= Text passage =
An Arrogant Act Burns the Bridges to Peace The Palestinians are being made the escape goats for the recent upheaval in the Middle East. Again!
The pattern is all too familiar. Each time there is violence between the Palestinians and the Israel, the Israeli spin maestros and their American supporters, the likes of Charles Krauthammer, Roger Rosenblatt, William Safire and Thomas friedman, spring into action and lay the blame at the feet of the Palestinians. For the Palestinians, both Muslims and Christians, the latest events in the Middle East have added a yet another layer of resentment against the state of Israel and its right wing Likud party.
As of this writing about one hundred people have died almost all of them Palestinians, at the hands of Israeli forces and militant Jewish settlers. Israel and its main supporter the Unites States have refused demands for an impartial international inquiry into the recent events.
The US has also abstained on a watered down UN resolution, which criticizes Israel for using excessive force against the Palestinians. Even though at the recently concluded summit in Egypt the parties agreed, after considerable prodding from the US, to cease hostilities, a low lever of hostilities continues. Instead of an international commission as asked by the Palestinians now a tripartite commission comprising of the US, Israel and the Palestinian Authority will look into the causes of this latest upheaval.

= Data lines =
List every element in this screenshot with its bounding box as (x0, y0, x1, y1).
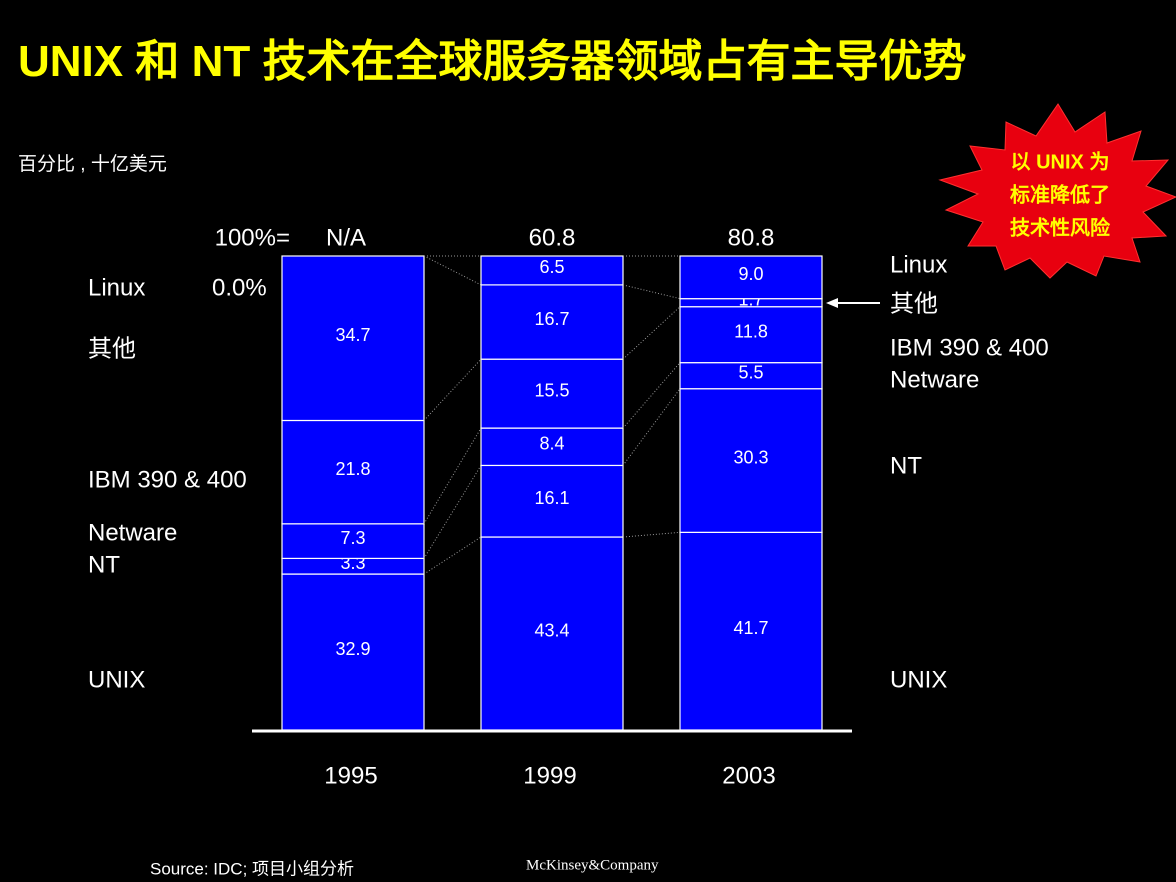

= Tasks to perform =
A) In the opinion piece on the Middle East upheaval, which three parties make up the commission that will look into the causes of the latest violence?
B) Continue the opinion piece on the Middle East upheaval from the point where it stops.

= Results by task =
A) The US, Israel and the Palestinian Authority.

B)
Real peace demands an understanding of each other’s history, traditions and sufferings. This is sorely missing between the two peoples who consider the land of Palestine as theirs and theirs alone. Unless there is a genuine effort to understand and address the grievances of the parties, in this case mostly the grievances of the Palestinians, there can be no peace.
A process of demonizing the Palestinians that started in the sixties with the Palestinian demand for a homeland continues unabated. In a recent Time essay Charles Krauthammer, the ultimate Israel apologist, skips over the root cause of the recent violence, overlooks the atrocities committed by the Jewish settlers and blames the Palestinians for being ungrateful of what had been offered to them at Camp David. While a Palestinian with bloody hands makes the cover of the Time magazine, tens of Palestinian youth shot dead at close range go unnoticed.
Ask any West Bank right wing Jewish settler what he thinks of the Palestinians and he is liable to paint the picture of untrustworthy and uncivilized barbaric people. The pity is they hold the same opinion about their fellow Arab citizens of Israel. One would think that half a century of living together as citizens of one country would have changed the inter-personal dynamics between these two peoples. The protesting crowds of Israeli Arabs being confronted and attacked by the militant Jews say a lot about how the Israeli society treats preferentially its own Jewish citizens. When the police fires live ammunition, during confrontation between the Israeli Palestinians and the Jews, their guns are always trained at the Palestinians only.
Palestinians have suffered not only at the hands of Israel but also at the hands of their Arab brethren as well. The Arab countries that could help their cause- Saudi Arabia and the Gulf States have sold out to the US. Others are either too week to exert any influence or are totally isolated by the West. Already the US has opposed a planned meeting of the leaders of the Arab League. Even if such a meting does materialize, as in the past, it will be long on rhetoric and lofty promises but miserably short on any meaningful action.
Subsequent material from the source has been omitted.